### Task statement
Where in the data below does the word "this" appear? Copy every line that has it.

### Data provided

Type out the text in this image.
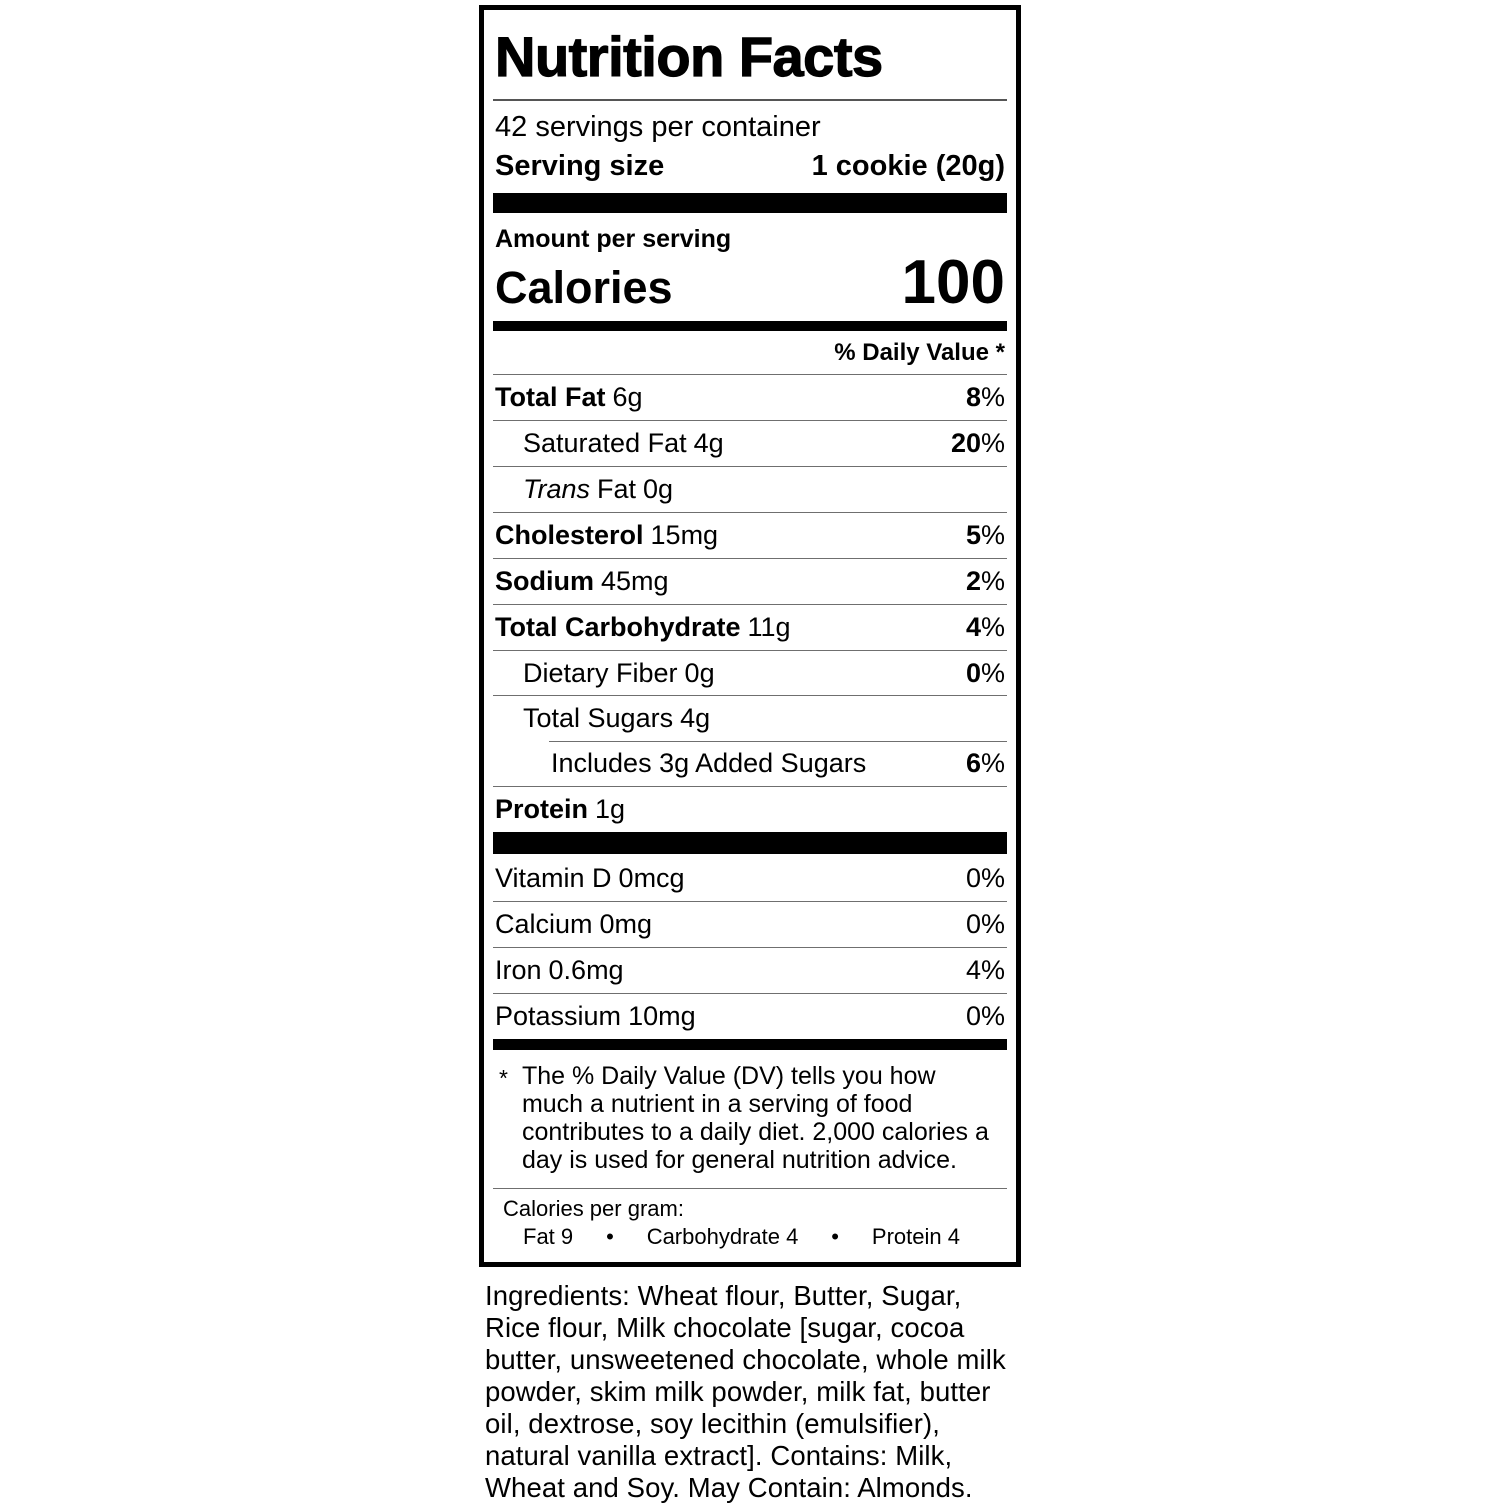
Nutrition Facts
42 servings per container
Serving size	1 cookie (20g)
Amount per serving
Calories	100
% Daily Value *
Total Fat 6g	8%
Saturated Fat 4g	20%
Trans Fat 0g
Cholesterol 15mg	5%
Sodium 45mg	2%
Total Carbohydrate 11g	4%
Dietary Fiber 0g	0%
Total Sugars 4g
Includes 3g Added Sugars	6%
Protein 1g
Vitamin D 0mcg	0%
Calcium 0mg	0%
Iron 0.6mg	4%
Potassium 10mg	0%
* The % Daily Value (DV) tells you how much a nutrient in a serving of food contributes to a daily diet. 2,000 calories a day is used for general nutrition advice.
Calories per gram:
Fat 9 • Carbohydrate 4 • Protein 4
Ingredients: Wheat flour, Butter, Sugar, Rice flour, Milk chocolate [sugar, cocoa butter, unsweetened chocolate, whole milk powder, skim milk powder, milk fat, butter oil, dextrose, soy lecithin (emulsifier), natural vanilla extract]. Contains: Milk, Wheat and Soy. May Contain: Almonds.
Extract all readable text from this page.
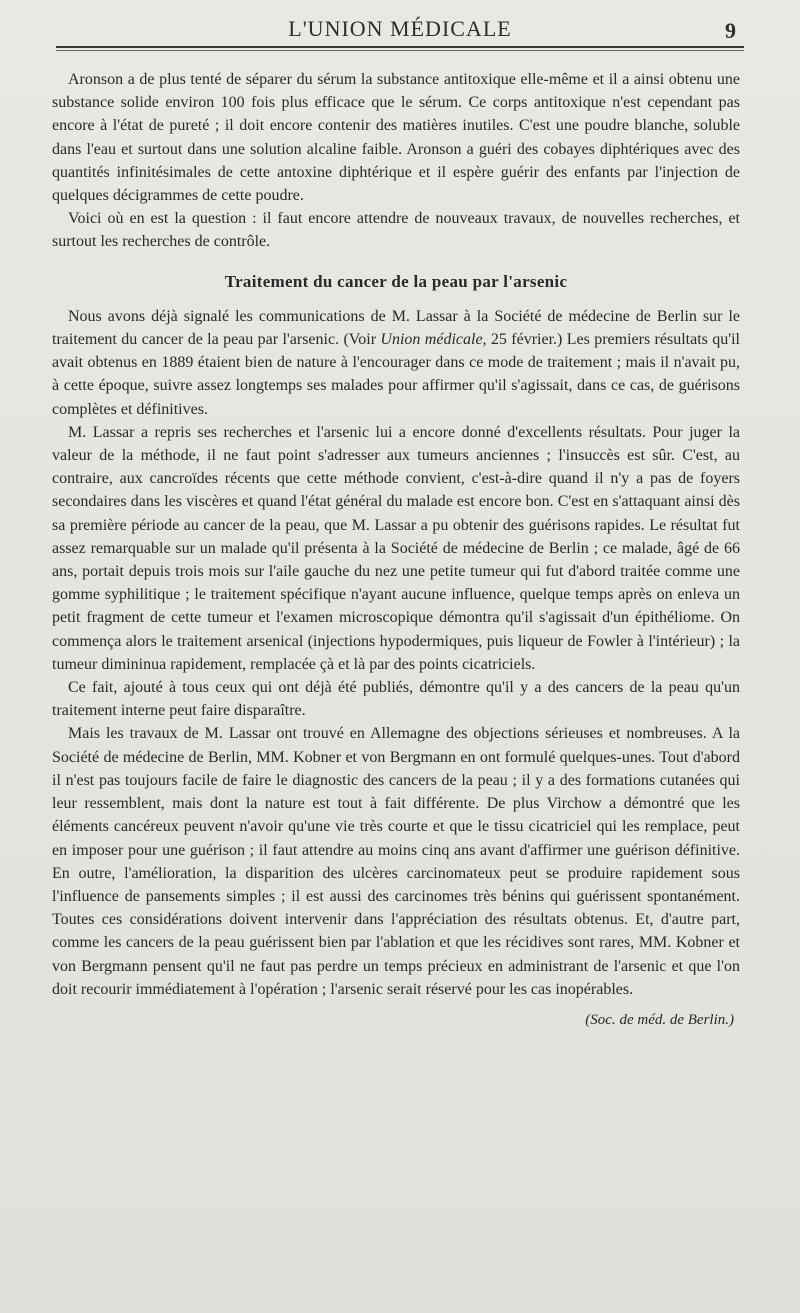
L'UNION MÉDICALE	9

Aronson a de plus tenté de séparer du sérum la substance antitoxique elle-même et il a ainsi obtenu une substance solide environ 100 fois plus efficace que le sérum. Ce corps antitoxique n'est cependant pas encore à l'état de pureté ; il doit encore contenir des matières inutiles. C'est une poudre blanche, soluble dans l'eau et surtout dans une solution alcaline faible. Aronson a guéri des cobayes diphtériques avec des quantités infinitésimales de cette antoxine diphtérique et il espère guérir des enfants par l'injection de quelques décigrammes de cette poudre.

Voici où en est la question : il faut encore attendre de nouveaux travaux, de nouvelles recherches, et surtout les recherches de contrôle.

Traitement du cancer de la peau par l'arsenic

Nous avons déjà signalé les communications de M. Lassar à la Société de médecine de Berlin sur le traitement du cancer de la peau par l'arsenic. (Voir Union médicale, 25 février.) Les premiers résultats qu'il avait obtenus en 1889 étaient bien de nature à l'encourager dans ce mode de traitement ; mais il n'avait pu, à cette époque, suivre assez longtemps ses malades pour affirmer qu'il s'agissait, dans ce cas, de guérisons complètes et définitives.

M. Lassar a repris ses recherches et l'arsenic lui a encore donné d'excellents résultats. Pour juger la valeur de la méthode, il ne faut point s'adresser aux tumeurs anciennes ; l'insuccès est sûr. C'est, au contraire, aux cancroïdes récents que cette méthode convient, c'est-à-dire quand il n'y a pas de foyers secondaires dans les viscères et quand l'état général du malade est encore bon. C'est en s'attaquant ainsi dès sa première période au cancer de la peau, que M. Lassar a pu obtenir des guérisons rapides. Le résultat fut assez remarquable sur un malade qu'il présenta à la Société de médecine de Berlin ; ce malade, âgé de 66 ans, portait depuis trois mois sur l'aile gauche du nez une petite tumeur qui fut d'abord traitée comme une gomme syphilitique ; le traitement spécifique n'ayant aucune influence, quelque temps après on enleva un petit fragment de cette tumeur et l'examen microscopique démontra qu'il s'agissait d'un épithéliome. On commença alors le traitement arsenical (injections hypodermiques, puis liqueur de Fowler à l'intérieur) ; la tumeur dimininua rapidement, remplacée çà et là par des points cicatriciels.

Ce fait, ajouté à tous ceux qui ont déjà été publiés, démontre qu'il y a des cancers de la peau qu'un traitement interne peut faire disparaître.

Mais les travaux de M. Lassar ont trouvé en Allemagne des objections sérieuses et nombreuses. A la Société de médecine de Berlin, MM. Kobner et von Bergmann en ont formulé quelques-unes. Tout d'abord il n'est pas toujours facile de faire le diagnostic des cancers de la peau ; il y a des formations cutanées qui leur ressemblent, mais dont la nature est tout à fait différente. De plus Virchow a démontré que les éléments cancéreux peuvent n'avoir qu'une vie très courte et que le tissu cicatriciel qui les remplace, peut en imposer pour une guérison ; il faut attendre au moins cinq ans avant d'affirmer une guérison définitive. En outre, l'amélioration, la disparition des ulcères carcinomateux peut se produire rapidement sous l'influence de pansements simples ; il est aussi des carcinomes très bénins qui guérissent spontanément. Toutes ces considérations doivent intervenir dans l'appréciation des résultats obtenus. Et, d'autre part, comme les cancers de la peau guérissent bien par l'ablation et que les récidives sont rares, MM. Kobner et von Bergmann pensent qu'il ne faut pas perdre un temps précieux en administrant de l'arsenic et que l'on doit recourir immédiatement à l'opération ; l'arsenic serait réservé pour les cas inopérables.

(Soc. de méd. de Berlin.)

### Answer to the exercise
Type out the text in this image.
Extract all readable text from this page.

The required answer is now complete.